Request:
Drop all images and give the records again exactly.

Data provided:

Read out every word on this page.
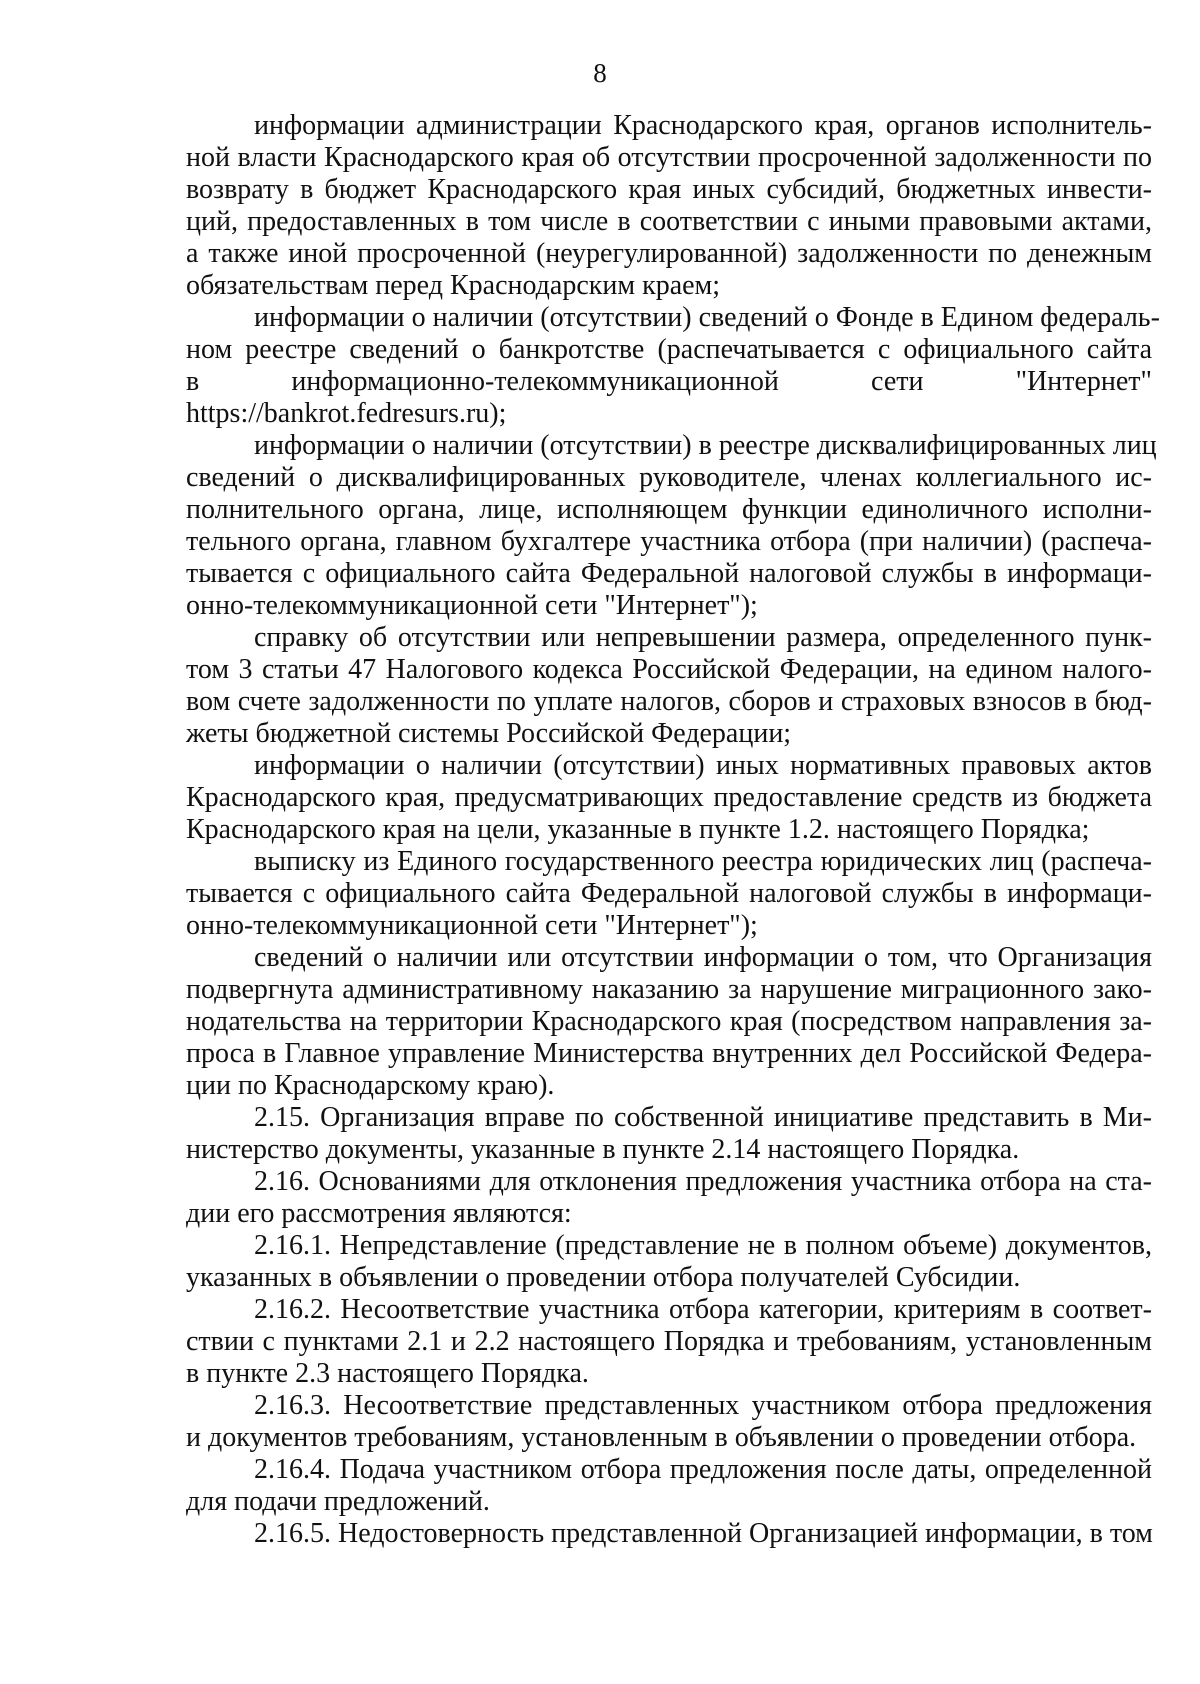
8
информации администрации Краснодарского края, органов исполнитель-
ной власти Краснодарского края об отсутствии просроченной задолженности по
возврату в бюджет Краснодарского края иных субсидий, бюджетных инвести-
ций, предоставленных в том числе в соответствии с иными правовыми актами,
а также иной просроченной (неурегулированной) задолженности по денежным
обязательствам перед Краснодарским краем;
информации о наличии (отсутствии) сведений о Фонде в Едином федераль-
ном реестре сведений о банкротстве (распечатывается с официального сайта
в	информационно-телекоммуникационной	сети	"Интернет"
https://bankrot.fedresurs.ru);
информации о наличии (отсутствии) в реестре дисквалифицированных лиц
сведений о дисквалифицированных руководителе, членах коллегиального ис-
полнительного органа, лице, исполняющем функции единоличного исполни-
тельного органа, главном бухгалтере участника отбора (при наличии) (распеча-
тывается с официального сайта Федеральной налоговой службы в информаци-
онно-телекоммуникационной сети "Интернет");
справку об отсутствии или непревышении размера, определенного пунк-
том 3 статьи 47 Налогового кодекса Российской Федерации, на едином налого-
вом счете задолженности по уплате налогов, сборов и страховых взносов в бюд-
жеты бюджетной системы Российской Федерации;
информации о наличии (отсутствии) иных нормативных правовых актов
Краснодарского края, предусматривающих предоставление средств из бюджета
Краснодарского края на цели, указанные в пункте 1.2. настоящего Порядка;
выписку из Единого государственного реестра юридических лиц (распеча-
тывается с официального сайта Федеральной налоговой службы в информаци-
онно-телекоммуникационной сети "Интернет");
сведений о наличии или отсутствии информации о том, что Организация
подвергнута административному наказанию за нарушение миграционного зако-
нодательства на территории Краснодарского края (посредством направления за-
проса в Главное управление Министерства внутренних дел Российской Федера-
ции по Краснодарскому краю).
2.15. Организация вправе по собственной инициативе представить в Ми-
нистерство документы, указанные в пункте 2.14 настоящего Порядка.
2.16. Основаниями для отклонения предложения участника отбора на ста-
дии его рассмотрения являются:
2.16.1. Непредставление (представление не в полном объеме) документов,
указанных в объявлении о проведении отбора получателей Субсидии.
2.16.2. Несоответствие участника отбора категории, критериям в соответ-
ствии с пунктами 2.1 и 2.2 настоящего Порядка и требованиям, установленным
в пункте 2.3 настоящего Порядка.
2.16.3. Несоответствие представленных участником отбора предложения
и документов требованиям, установленным в объявлении о проведении отбора.
2.16.4. Подача участником отбора предложения после даты, определенной
для подачи предложений.
2.16.5. Недостоверность представленной Организацией информации, в том
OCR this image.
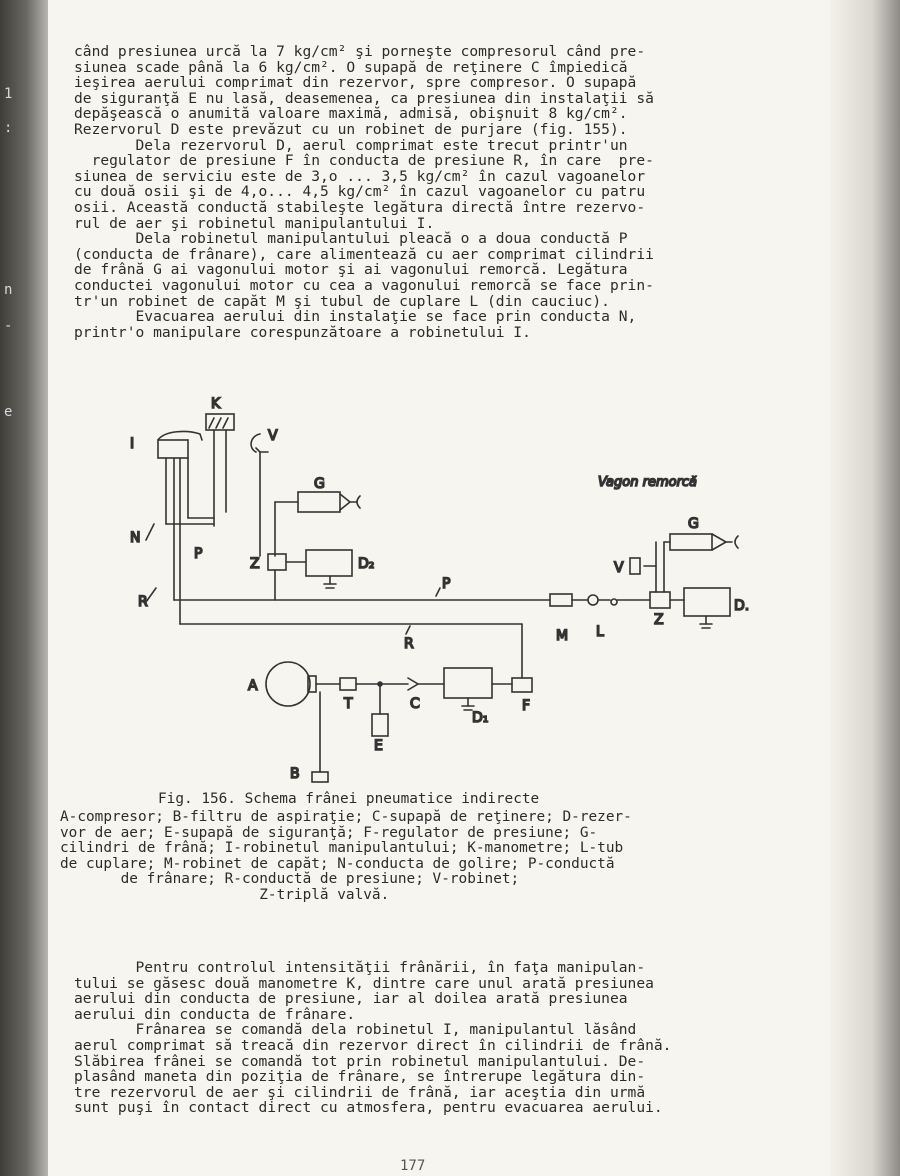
1
:
n
-
e
când presiunea urcă la 7 kg/cm² şi porneşte compresorul când pre-
siunea scade până la 6 kg/cm². O supapă de reţinere C împiedică
ieşirea aerului comprimat din rezervor, spre compresor. O supapă
de siguranţă E nu lasă, deasemenea, ca presiunea din instalaţii să
depăşească o anumită valoare maximă, admisă, obişnuit 8 kg/cm².
Rezervorul D este prevăzut cu un robinet de purjare (fig. 155).
Dela rezervorul D, aerul comprimat este trecut printr'un
regulator de presiune F în conducta de presiune R, în care  pre-
siunea de serviciu este de 3,o ... 3,5 kg/cm² în cazul vagoanelor
cu două osii şi de 4,o... 4,5 kg/cm² în cazul vagoanelor cu patru
osii. Această conductă stabileşte legătura directă între rezervo-
rul de aer şi robinetul manipulantului I.
Dela robinetul manipulantului pleacă o a doua conductă P
(conducta de frânare), care alimentează cu aer comprimat cilindrii
de frână G ai vagonului motor şi ai vagonului remorcă. Legătura
conductei vagonului motor cu cea a vagonului remorcă se face prin-
tr'un robinet de capăt M şi tubul de cuplare L (din cauciuc).
Evacuarea aerului din instalaţie se face prin conducta N,
printr'o manipulare corespunzătoare a robinetului I.
I
K
V
G
N
P
Z	D₂
R
P
R	M L
Z
D.
V
G
A
T	C
D₁
F
E
B
Vagon remorcă
Fig. 156. Schema frânei pneumatice indirecte
A-compresor; B-filtru de aspiraţie; C-supapă de reţinere; D-rezer-
vor de aer; E-supapă de siguranţă; F-regulator de presiune; G-
cilindri de frână; I-robinetul manipulantului; K-manometre; L-tub
de cuplare; M-robinet de capăt; N-conducta de golire; P-conductă
de frânare; R-conductă de presiune; V-robinet;
Z-triplă valvă.
Pentru controlul intensităţii frânării, în faţa manipulan-
tului se găsesc două manometre K, dintre care unul arată presiunea
aerului din conducta de presiune, iar al doilea arată presiunea
aerului din conducta de frânare.
Frânarea se comandă dela robinetul I, manipulantul lăsând
aerul comprimat să treacă din rezervor direct în cilindrii de frână.
Slăbirea frânei se comandă tot prin robinetul manipulantului. De-
plasând maneta din poziţia de frânare, se întrerupe legătura din-
tre rezervorul de aer şi cilindrii de frână, iar aceştia din urmă
sunt puşi în contact direct cu atmosfera, pentru evacuarea aerului.
177
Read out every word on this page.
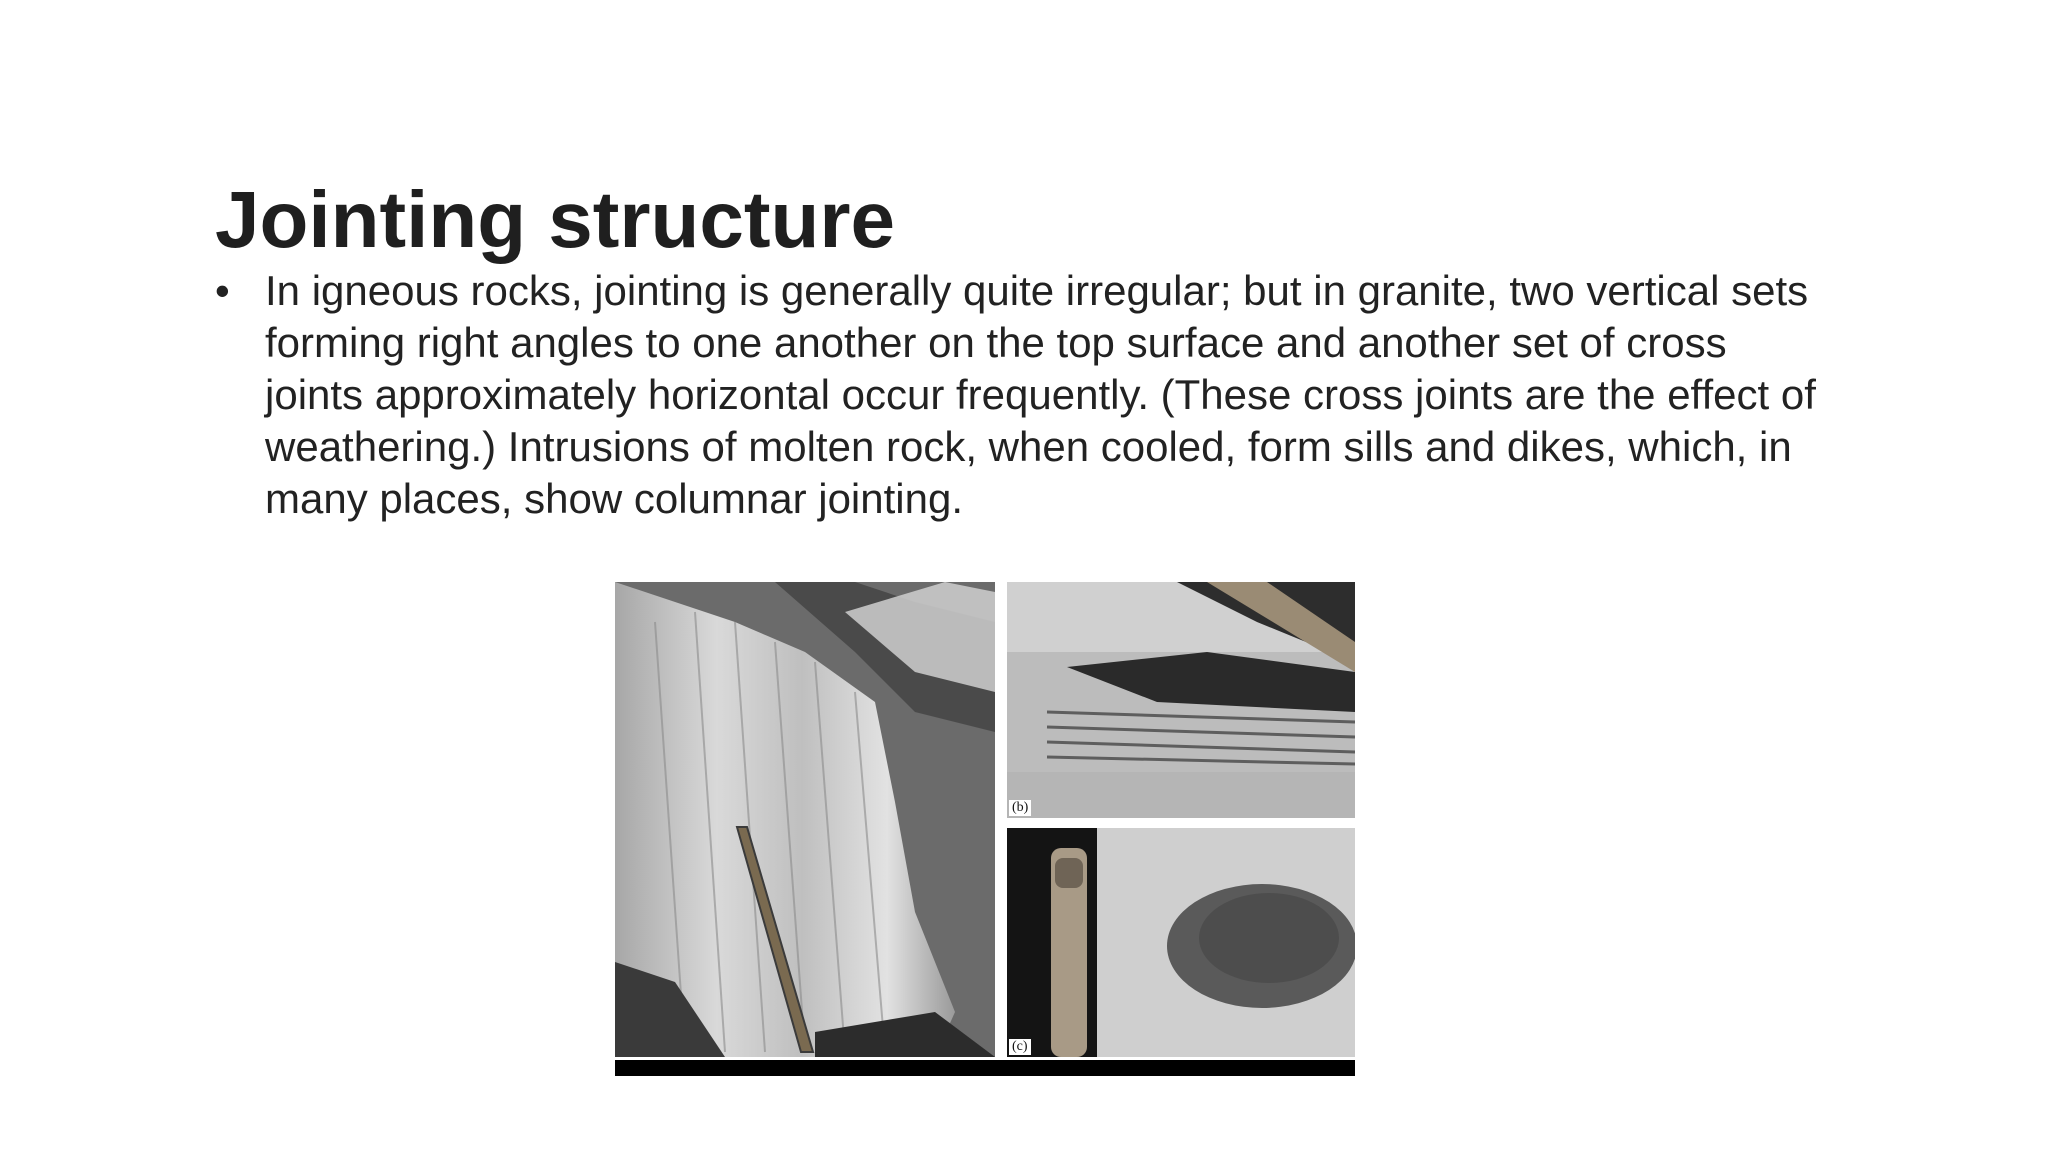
Jointing structure
• In igneous rocks, jointing is generally quite irregular; but in granite, two vertical sets forming right angles to one another on the top surface and another set of cross joints approximately horizontal occur frequently. (These cross joints are the effect of weathering.) Intrusions of molten rock, when cooled, form sills and dikes, which, in many places, show columnar jointing.
(b)
(c)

Exercise answer:
Read out every word on this page.
8
информации администрации Краснодарского края, органов исполнитель-
ной власти Краснодарского края об отсутствии просроченной задолженности по
возврату в бюджет Краснодарского края иных субсидий, бюджетных инвести-
ций, предоставленных в том числе в соответствии с иными правовыми актами,
а также иной просроченной (неурегулированной) задолженности по денежным
обязательствам перед Краснодарским краем;
информации о наличии (отсутствии) сведений о Фонде в Едином федераль-
ном реестре сведений о банкротстве (распечатывается с официального сайта
в	информационно-телекоммуникационной	сети	"Интернет"
https://bankrot.fedresurs.ru);
информации о наличии (отсутствии) в реестре дисквалифицированных лиц
сведений о дисквалифицированных руководителе, членах коллегиального ис-
полнительного органа, лице, исполняющем функции единоличного исполни-
тельного органа, главном бухгалтере участника отбора (при наличии) (распеча-
тывается с официального сайта Федеральной налоговой службы в информаци-
онно-телекоммуникационной сети "Интернет");
справку об отсутствии или непревышении размера, определенного пунк-
том 3 статьи 47 Налогового кодекса Российской Федерации, на едином налого-
вом счете задолженности по уплате налогов, сборов и страховых взносов в бюд-
жеты бюджетной системы Российской Федерации;
информации о наличии (отсутствии) иных нормативных правовых актов
Краснодарского края, предусматривающих предоставление средств из бюджета
Краснодарского края на цели, указанные в пункте 1.2. настоящего Порядка;
выписку из Единого государственного реестра юридических лиц (распеча-
тывается с официального сайта Федеральной налоговой службы в информаци-
онно-телекоммуникационной сети "Интернет");
сведений о наличии или отсутствии информации о том, что Организация
подвергнута административному наказанию за нарушение миграционного зако-
нодательства на территории Краснодарского края (посредством направления за-
проса в Главное управление Министерства внутренних дел Российской Федера-
ции по Краснодарскому краю).
2.15. Организация вправе по собственной инициативе представить в Ми-
нистерство документы, указанные в пункте 2.14 настоящего Порядка.
2.16. Основаниями для отклонения предложения участника отбора на ста-
дии его рассмотрения являются:
2.16.1. Непредставление (представление не в полном объеме) документов,
указанных в объявлении о проведении отбора получателей Субсидии.
2.16.2. Несоответствие участника отбора категории, критериям в соответ-
ствии с пунктами 2.1 и 2.2 настоящего Порядка и требованиям, установленным
в пункте 2.3 настоящего Порядка.
2.16.3. Несоответствие представленных участником отбора предложения
и документов требованиям, установленным в объявлении о проведении отбора.
2.16.4. Подача участником отбора предложения после даты, определенной
для подачи предложений.
2.16.5. Недостоверность представленной Организацией информации, в том
OCR this image.
1
:
n
-
e
când presiunea urcă la 7 kg/cm² şi porneşte compresorul când pre-
siunea scade până la 6 kg/cm². O supapă de reţinere C împiedică
ieşirea aerului comprimat din rezervor, spre compresor. O supapă
de siguranţă E nu lasă, deasemenea, ca presiunea din instalaţii să
depăşească o anumită valoare maximă, admisă, obişnuit 8 kg/cm².
Rezervorul D este prevăzut cu un robinet de purjare (fig. 155).
Dela rezervorul D, aerul comprimat este trecut printr'un
regulator de presiune F în conducta de presiune R, în care  pre-
siunea de serviciu este de 3,o ... 3,5 kg/cm² în cazul vagoanelor
cu două osii şi de 4,o... 4,5 kg/cm² în cazul vagoanelor cu patru
osii. Această conductă stabileşte legătura directă între rezervo-
rul de aer şi robinetul manipulantului I.
Dela robinetul manipulantului pleacă o a doua conductă P
(conducta de frânare), care alimentează cu aer comprimat cilindrii
de frână G ai vagonului motor şi ai vagonului remorcă. Legătura
conductei vagonului motor cu cea a vagonului remorcă se face prin-
tr'un robinet de capăt M şi tubul de cuplare L (din cauciuc).
Evacuarea aerului din instalaţie se face prin conducta N,
printr'o manipulare corespunzătoare a robinetului I.
I
K
V
G
N
P
Z	D₂
R
P
R	M L
Z
D.
V
G
A
T	C
D₁
F
E
B
Vagon remorcă
Fig. 156. Schema frânei pneumatice indirecte
A-compresor; B-filtru de aspiraţie; C-supapă de reţinere; D-rezer-
vor de aer; E-supapă de siguranţă; F-regulator de presiune; G-
cilindri de frână; I-robinetul manipulantului; K-manometre; L-tub
de cuplare; M-robinet de capăt; N-conducta de golire; P-conductă
de frânare; R-conductă de presiune; V-robinet;
Z-triplă valvă.
Pentru controlul intensităţii frânării, în faţa manipulan-
tului se găsesc două manometre K, dintre care unul arată presiunea
aerului din conducta de presiune, iar al doilea arată presiunea
aerului din conducta de frânare.
Frânarea se comandă dela robinetul I, manipulantul lăsând
aerul comprimat să treacă din rezervor direct în cilindrii de frână.
Slăbirea frânei se comandă tot prin robinetul manipulantului. De-
plasând maneta din poziţia de frânare, se întrerupe legătura din-
tre rezervorul de aer şi cilindrii de frână, iar aceştia din urmă
sunt puşi în contact direct cu atmosfera, pentru evacuarea aerului.
177
Read out every word on this page.
Jointing structure
• In igneous rocks, jointing is generally quite irregular; but in granite, two vertical sets forming right angles to one another on the top surface and another set of cross joints approximately horizontal occur frequently. (These cross joints are the effect of weathering.) Intrusions of molten rock, when cooled, form sills and dikes, which, in many places, show columnar jointing.
(b)
(c)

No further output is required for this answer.